* Start Source records *
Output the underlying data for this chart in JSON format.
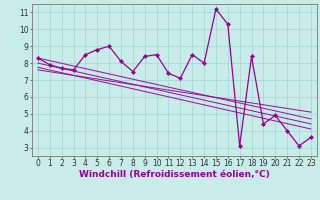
{
  "background_color": "#c8ecea",
  "grid_color": "#a8d8d4",
  "line_color": "#990099",
  "marker_color": "#990099",
  "xlabel": "Windchill (Refroidissement éolien,°C)",
  "xlabel_fontsize": 6.5,
  "tick_fontsize": 5.5,
  "xlim": [
    -0.5,
    23.5
  ],
  "ylim": [
    2.5,
    11.5
  ],
  "yticks": [
    3,
    4,
    5,
    6,
    7,
    8,
    9,
    10,
    11
  ],
  "xticks": [
    0,
    1,
    2,
    3,
    4,
    5,
    6,
    7,
    8,
    9,
    10,
    11,
    12,
    13,
    14,
    15,
    16,
    17,
    18,
    19,
    20,
    21,
    22,
    23
  ],
  "main_line_x": [
    0,
    1,
    2,
    3,
    4,
    5,
    6,
    7,
    8,
    9,
    10,
    11,
    12,
    13,
    14,
    15,
    16,
    17,
    18,
    19,
    20,
    21,
    22,
    23
  ],
  "main_line_y": [
    8.3,
    7.9,
    7.7,
    7.6,
    8.5,
    8.8,
    9.0,
    8.1,
    7.5,
    8.4,
    8.5,
    7.4,
    7.1,
    8.5,
    8.0,
    11.2,
    10.3,
    3.1,
    8.4,
    4.4,
    4.9,
    4.0,
    3.1,
    3.6
  ],
  "reg_lines": [
    {
      "x": [
        0,
        23
      ],
      "y": [
        8.3,
        4.7
      ]
    },
    {
      "x": [
        0,
        23
      ],
      "y": [
        8.0,
        4.4
      ]
    },
    {
      "x": [
        0,
        23
      ],
      "y": [
        7.75,
        4.1
      ]
    },
    {
      "x": [
        0,
        23
      ],
      "y": [
        7.6,
        5.1
      ]
    }
  ],
  "spine_color": "#777777",
  "tick_color": "#333333"
}
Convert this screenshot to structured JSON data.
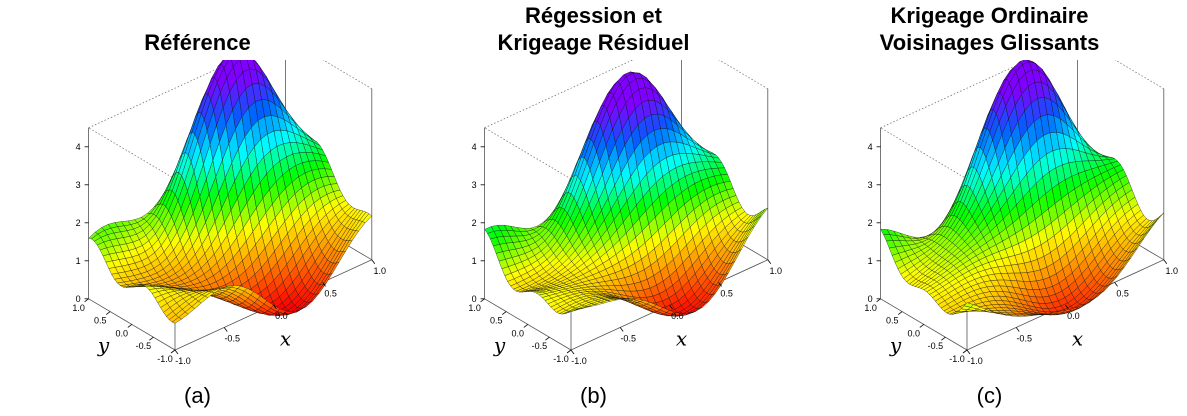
{
  "panels": [
    {
      "title_lines": [
        "",
        "Référence"
      ],
      "caption": "(a)",
      "chart_data": {
        "type": "surface",
        "xlabel": "x",
        "ylabel": "y",
        "xlim": [
          -1.0,
          1.0
        ],
        "ylim": [
          -1.0,
          1.0
        ],
        "zlim": [
          0,
          4.5
        ],
        "x_ticks": [
          "-1.0",
          "-0.5",
          "0.0",
          "0.5",
          "1.0"
        ],
        "y_ticks": [
          "1.0",
          "0.5",
          "0.0",
          "-0.5",
          "-1.0"
        ],
        "z_ticks": [
          "0",
          "1",
          "2",
          "3",
          "4"
        ],
        "colormap": [
          "#ff0000",
          "#ff8000",
          "#ffff00",
          "#00ff00",
          "#00ffff",
          "#0060ff",
          "#8000ff"
        ],
        "surface_features": {
          "peak_height": 4.6,
          "trough_height": -0.6,
          "left_edge_level": 1.4,
          "variant": 0
        }
      }
    },
    {
      "title_lines": [
        "Régession et",
        "Krigeage Résiduel"
      ],
      "caption": "(b)",
      "chart_data": {
        "type": "surface",
        "xlabel": "x",
        "ylabel": "y",
        "xlim": [
          -1.0,
          1.0
        ],
        "ylim": [
          -1.0,
          1.0
        ],
        "zlim": [
          0,
          4.5
        ],
        "x_ticks": [
          "-1.0",
          "-0.5",
          "0.0",
          "0.5",
          "1.0"
        ],
        "y_ticks": [
          "1.0",
          "0.5",
          "0.0",
          "-0.5",
          "-1.0"
        ],
        "z_ticks": [
          "0",
          "1",
          "2",
          "3",
          "4"
        ],
        "colormap": [
          "#ff0000",
          "#ff8000",
          "#ffff00",
          "#00ff00",
          "#00ffff",
          "#0060ff",
          "#8000ff"
        ],
        "surface_features": {
          "peak_height": 4.0,
          "trough_height": -0.7,
          "left_edge_level": 1.4,
          "variant": 1
        }
      }
    },
    {
      "title_lines": [
        "Krigeage Ordinaire",
        "Voisinages Glissants"
      ],
      "caption": "(c)",
      "chart_data": {
        "type": "surface",
        "xlabel": "x",
        "ylabel": "y",
        "xlim": [
          -1.0,
          1.0
        ],
        "ylim": [
          -1.0,
          1.0
        ],
        "zlim": [
          0,
          4.5
        ],
        "x_ticks": [
          "-1.0",
          "-0.5",
          "0.0",
          "0.5",
          "1.0"
        ],
        "y_ticks": [
          "1.0",
          "0.5",
          "0.0",
          "-0.5",
          "-1.0"
        ],
        "z_ticks": [
          "0",
          "1",
          "2",
          "3",
          "4"
        ],
        "colormap": [
          "#ff0000",
          "#ff8000",
          "#ffff00",
          "#00ff00",
          "#00ffff",
          "#0060ff",
          "#8000ff"
        ],
        "surface_features": {
          "peak_height": 4.4,
          "trough_height": -0.8,
          "left_edge_level": 1.5,
          "variant": 2
        }
      }
    }
  ]
}
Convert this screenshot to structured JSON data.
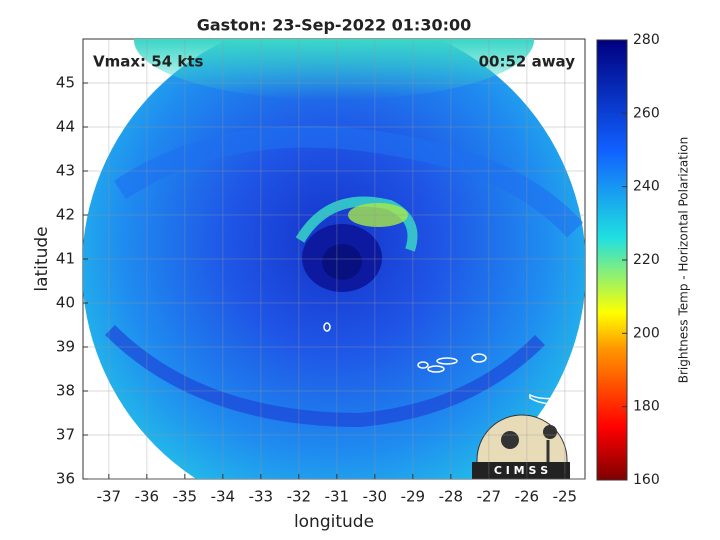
{
  "chart_data": {
    "type": "map",
    "title": "Gaston: 23-Sep-2022 01:30:00",
    "annotations": [
      "Vmax: 54 kts",
      "00:52 away"
    ],
    "xlabel": "longitude",
    "ylabel": "latitude",
    "xlim": [
      -37.68,
      -24.47
    ],
    "xticks": [
      -37,
      -36,
      -35,
      -34,
      -33,
      -32,
      -31,
      -30,
      -29,
      -28,
      -27,
      -26,
      -25
    ],
    "ylim": [
      36,
      46
    ],
    "yticks": [
      36,
      37,
      38,
      39,
      40,
      41,
      42,
      43,
      44,
      45
    ],
    "grid": true,
    "colorbar": {
      "label": "Brightness Temp - Horizontal Polarization",
      "lim": [
        160,
        280
      ],
      "ticks": [
        160,
        180,
        200,
        220,
        240,
        260,
        280
      ]
    }
  },
  "logo": "C I M S S"
}
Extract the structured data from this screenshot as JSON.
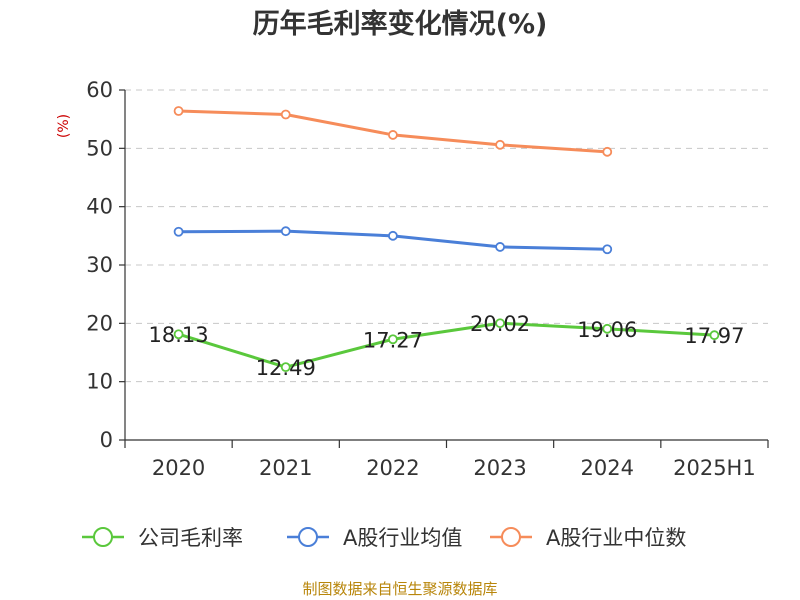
{
  "chart_data": {
    "type": "line",
    "title": "历年毛利率变化情况(%)",
    "ylabel": "(%)",
    "xlabel": "",
    "categories": [
      "2020",
      "2021",
      "2022",
      "2023",
      "2024",
      "2025H1"
    ],
    "ylim": [
      0,
      60
    ],
    "yticks": [
      0,
      10,
      20,
      30,
      40,
      50,
      60
    ],
    "grid": true,
    "legend_position": "bottom",
    "series": [
      {
        "name": "公司毛利率",
        "color": "#5ac83c",
        "values": [
          18.13,
          12.49,
          17.27,
          20.02,
          19.06,
          17.97
        ],
        "labels": [
          "18.13",
          "12.49",
          "17.27",
          "20.02",
          "19.06",
          "17.97"
        ],
        "show_labels": true
      },
      {
        "name": "A股行业均值",
        "color": "#4a7fd8",
        "values": [
          35.7,
          35.8,
          35.0,
          33.1,
          32.7,
          null
        ],
        "show_labels": false
      },
      {
        "name": "A股行业中位数",
        "color": "#f68c5a",
        "values": [
          56.4,
          55.8,
          52.3,
          50.6,
          49.4,
          null
        ],
        "show_labels": false
      }
    ]
  },
  "footer": {
    "source": "制图数据来自恒生聚源数据库"
  }
}
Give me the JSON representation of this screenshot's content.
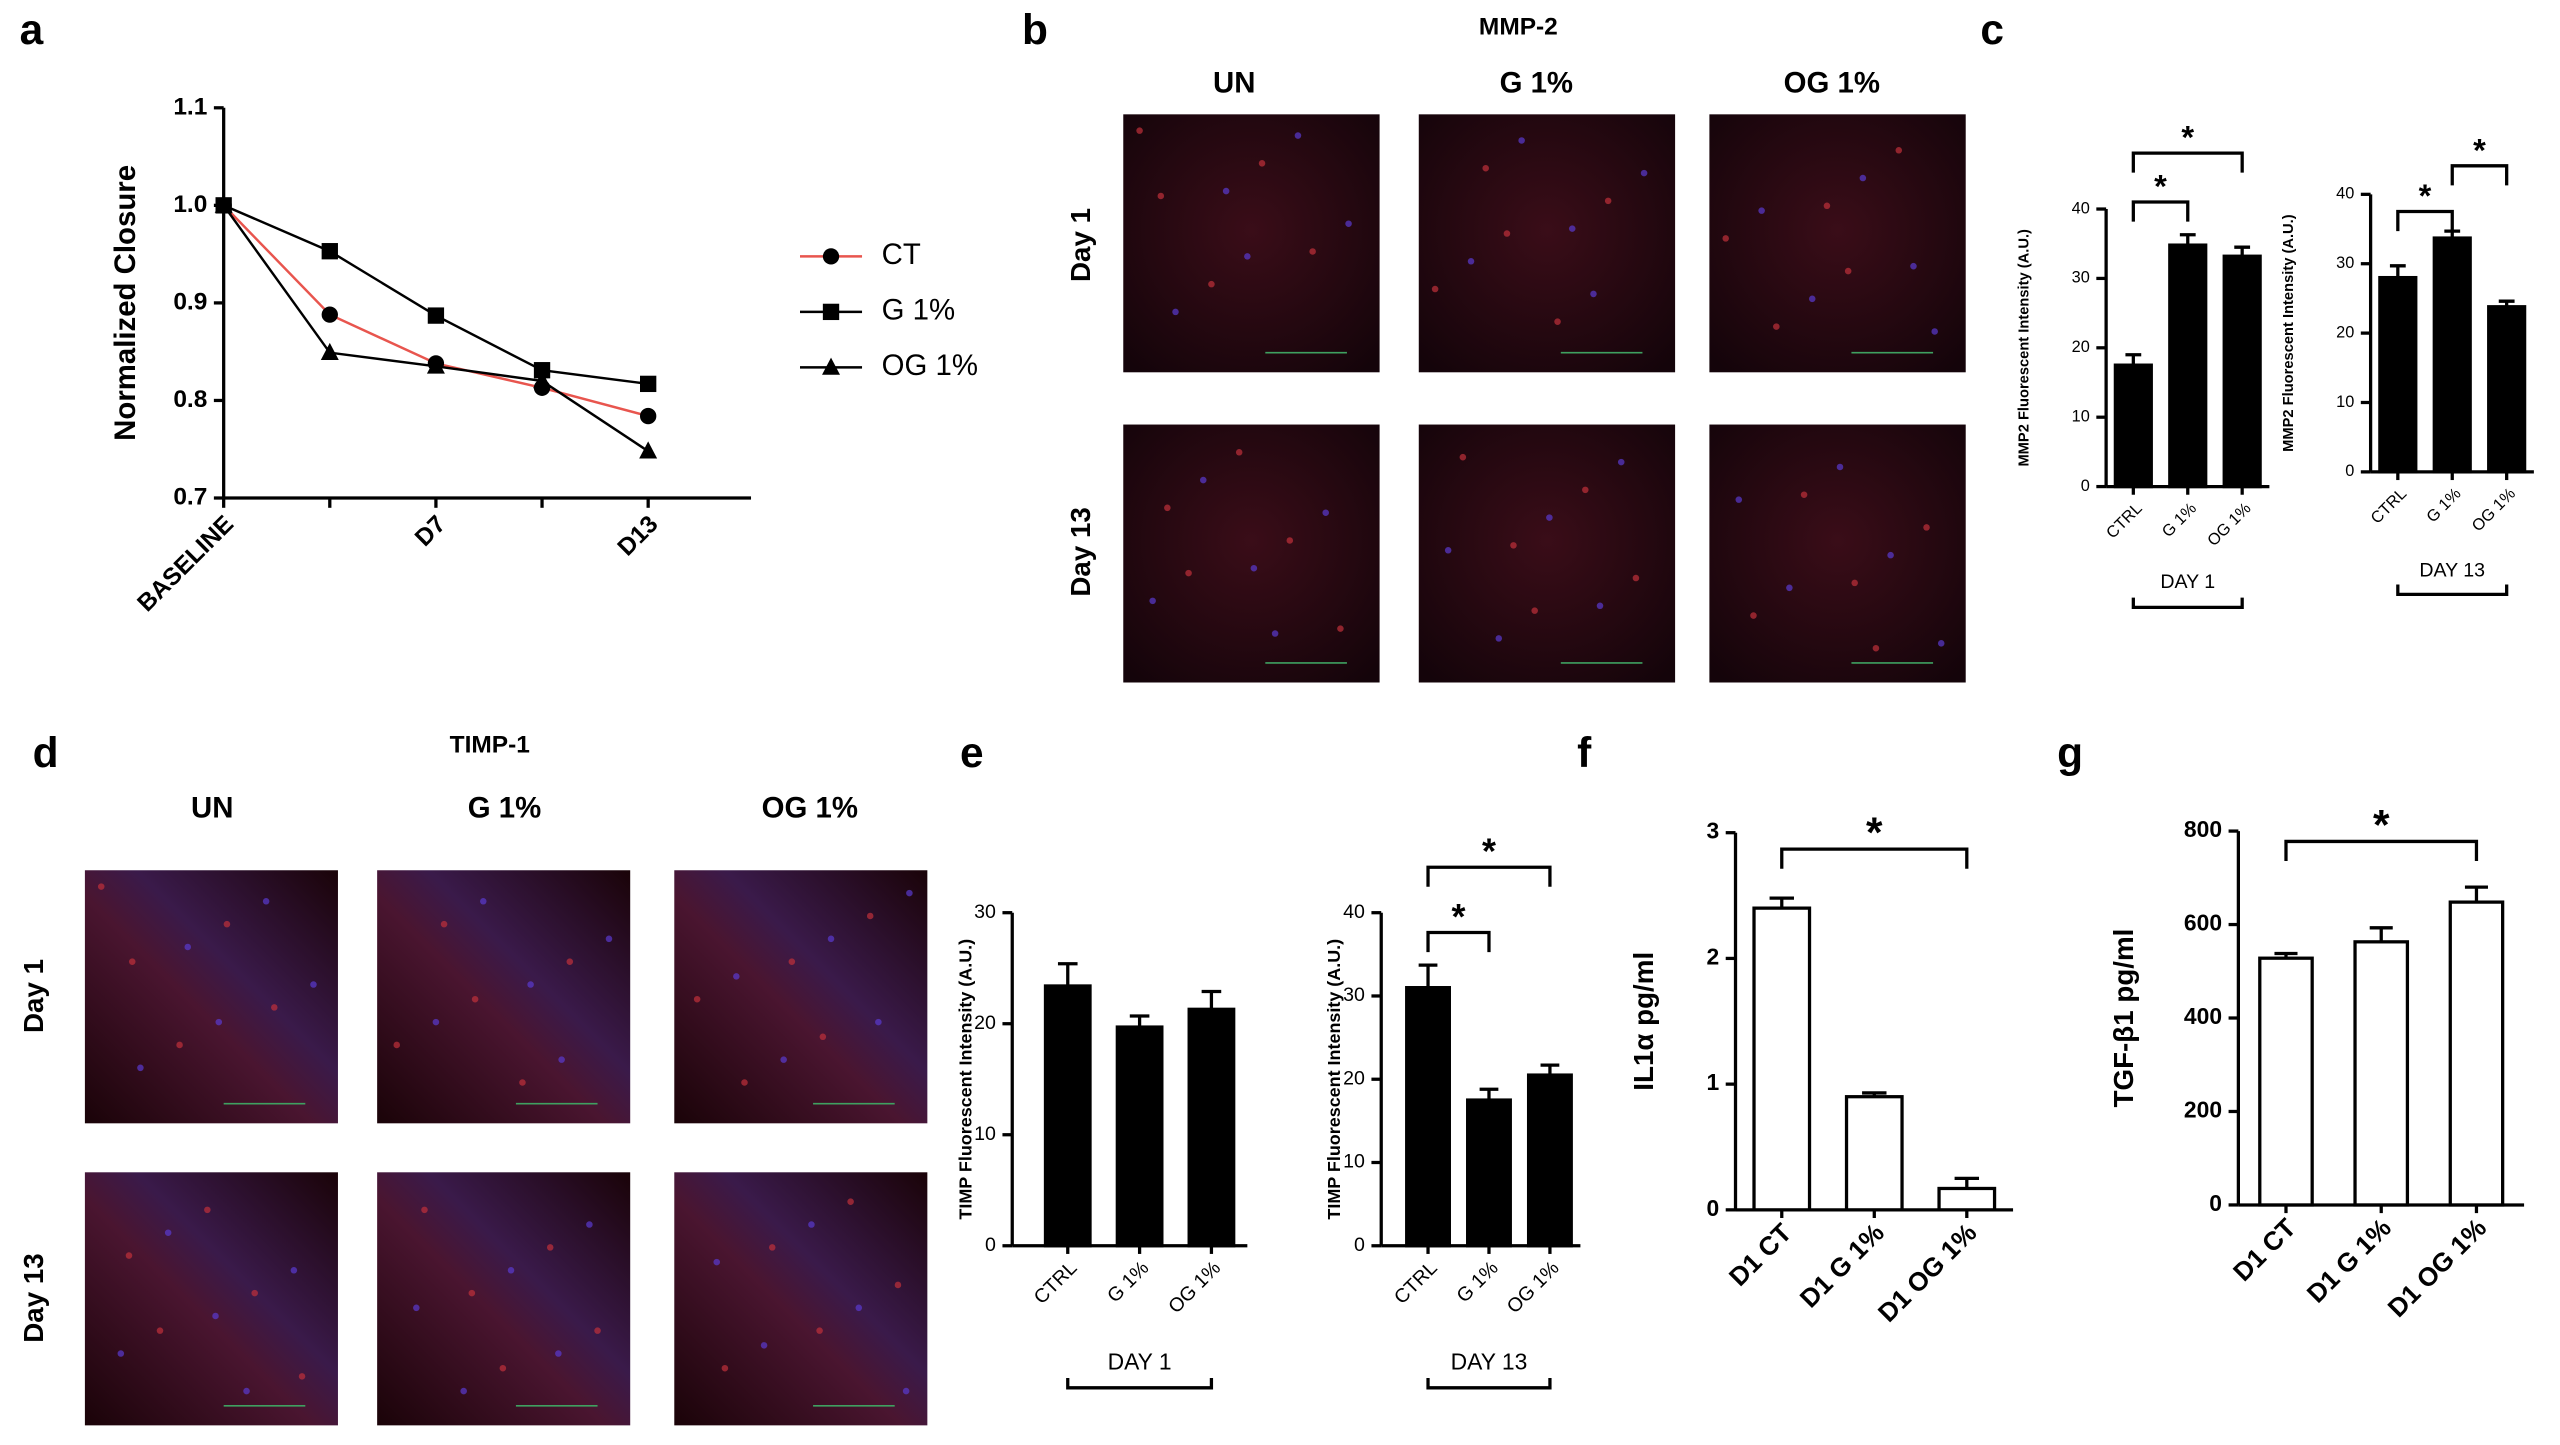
{
  "chart_data": [
    {
      "panel": "a",
      "type": "line",
      "ylabel": "Normalized Closure",
      "categories": [
        "BASELINE",
        null,
        "D7",
        null,
        "D13"
      ],
      "ylim": [
        0.7,
        1.1
      ],
      "yticks": [
        0.7,
        0.8,
        0.9,
        {
          "value": 1,
          "label": "1.0"
        },
        1.1
      ],
      "series": [
        {
          "name": "CT",
          "color": "#e8554e",
          "marker": "circle",
          "marker_color": "#000000",
          "values": [
            1.0,
            0.888,
            0.838,
            0.813,
            0.784
          ]
        },
        {
          "name": "G 1%",
          "color": "#000000",
          "marker": "square",
          "marker_color": "#000000",
          "values": [
            1.0,
            0.953,
            0.887,
            0.831,
            0.817
          ]
        },
        {
          "name": "OG 1%",
          "color": "#000000",
          "marker": "triangle",
          "marker_color": "#000000",
          "values": [
            1.0,
            0.849,
            0.835,
            0.82,
            0.748
          ]
        }
      ]
    },
    {
      "panel": "c",
      "type": "bar",
      "ylabel": "MMP2 Fluorescent Intensity (A.U.)",
      "group": "DAY 1",
      "categories": [
        "CTRL",
        "G 1%",
        "OG 1%"
      ],
      "values": [
        17.5,
        34.8,
        33.2
      ],
      "errors": [
        1.5,
        1.5,
        1.3
      ],
      "color": "#000000",
      "ylim": [
        0,
        40
      ],
      "yticks": [
        0,
        10,
        20,
        30,
        40
      ],
      "significance": [
        {
          "between": [
            0,
            1
          ],
          "label": "*"
        },
        {
          "between": [
            0,
            2
          ],
          "label": "*"
        }
      ]
    },
    {
      "type": "bar",
      "ylabel": "MMP2 Fluorescent Intensity (A.U.)",
      "group": "DAY 13",
      "categories": [
        "CTRL",
        "G 1%",
        "OG 1%"
      ],
      "values": [
        28,
        33.7,
        23.8
      ],
      "errors": [
        1.7,
        1.0,
        0.8
      ],
      "color": "#000000",
      "ylim": [
        0,
        40
      ],
      "yticks": [
        0,
        10,
        20,
        30,
        40
      ],
      "significance": [
        {
          "between": [
            0,
            1
          ],
          "label": "*"
        },
        {
          "between": [
            1,
            2
          ],
          "label": "*"
        }
      ]
    },
    {
      "panel": "e",
      "type": "bar",
      "ylabel": "TIMP Fluorescent Intensity (A.U.)",
      "group": "DAY 1",
      "categories": [
        "CTRL",
        "G 1%",
        "OG 1%"
      ],
      "values": [
        23.4,
        19.7,
        21.3
      ],
      "errors": [
        2.0,
        1.0,
        1.6
      ],
      "color": "#000000",
      "ylim": [
        0,
        30
      ],
      "yticks": [
        0,
        10,
        20,
        30
      ]
    },
    {
      "type": "bar",
      "ylabel": "TIMP Fluorescent Intensity (A.U.)",
      "group": "DAY 13",
      "categories": [
        "CTRL",
        "G 1%",
        "OG 1%"
      ],
      "values": [
        31,
        17.5,
        20.5
      ],
      "errors": [
        2.7,
        1.3,
        1.2
      ],
      "color": "#000000",
      "ylim": [
        0,
        40
      ],
      "yticks": [
        0,
        10,
        20,
        30,
        40
      ],
      "significance": [
        {
          "between": [
            0,
            1
          ],
          "label": "*"
        },
        {
          "between": [
            0,
            2
          ],
          "label": "*"
        }
      ]
    },
    {
      "panel": "f",
      "type": "bar",
      "ylabel": "IL1α pg/ml",
      "categories": [
        "D1 CT",
        "D1 G 1%",
        "D1 OG 1%"
      ],
      "values": [
        2.4,
        0.9,
        0.17
      ],
      "errors": [
        0.08,
        0.03,
        0.08
      ],
      "color": "#ffffff",
      "ylim": [
        0,
        3
      ],
      "yticks": [
        0,
        1,
        2,
        3
      ],
      "significance": [
        {
          "between": [
            0,
            2
          ],
          "label": "*"
        }
      ]
    },
    {
      "panel": "g",
      "type": "bar",
      "ylabel": "TGF-β1 pg/ml",
      "categories": [
        "D1 CT",
        "D1 G 1%",
        "D1 OG 1%"
      ],
      "values": [
        528,
        563,
        648
      ],
      "errors": [
        10,
        30,
        32
      ],
      "color": "#ffffff",
      "ylim": [
        0,
        800
      ],
      "yticks": [
        0,
        200,
        400,
        600,
        800
      ],
      "significance": [
        {
          "between": [
            0,
            2
          ],
          "label": "*"
        }
      ]
    }
  ],
  "image_panels": [
    {
      "panel": "b",
      "title": "MMP-2",
      "columns": [
        "UN",
        "G 1%",
        "OG 1%"
      ],
      "rows": [
        "Day 1",
        "Day 13"
      ]
    },
    {
      "panel": "d",
      "title": "TIMP-1",
      "columns": [
        "UN",
        "G 1%",
        "OG 1%"
      ],
      "rows": [
        "Day 1",
        "Day 13"
      ]
    }
  ]
}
* End Source records *
Your instructions :: List all lines holding the string "name".

Result of the exercise ::
        "name": "公司毛利率",
        "name": "A股行业均值",
        "name": "A股行业中位数",
          "name": "CT",
          "name": "G 1%",
          "name": "OG 1%",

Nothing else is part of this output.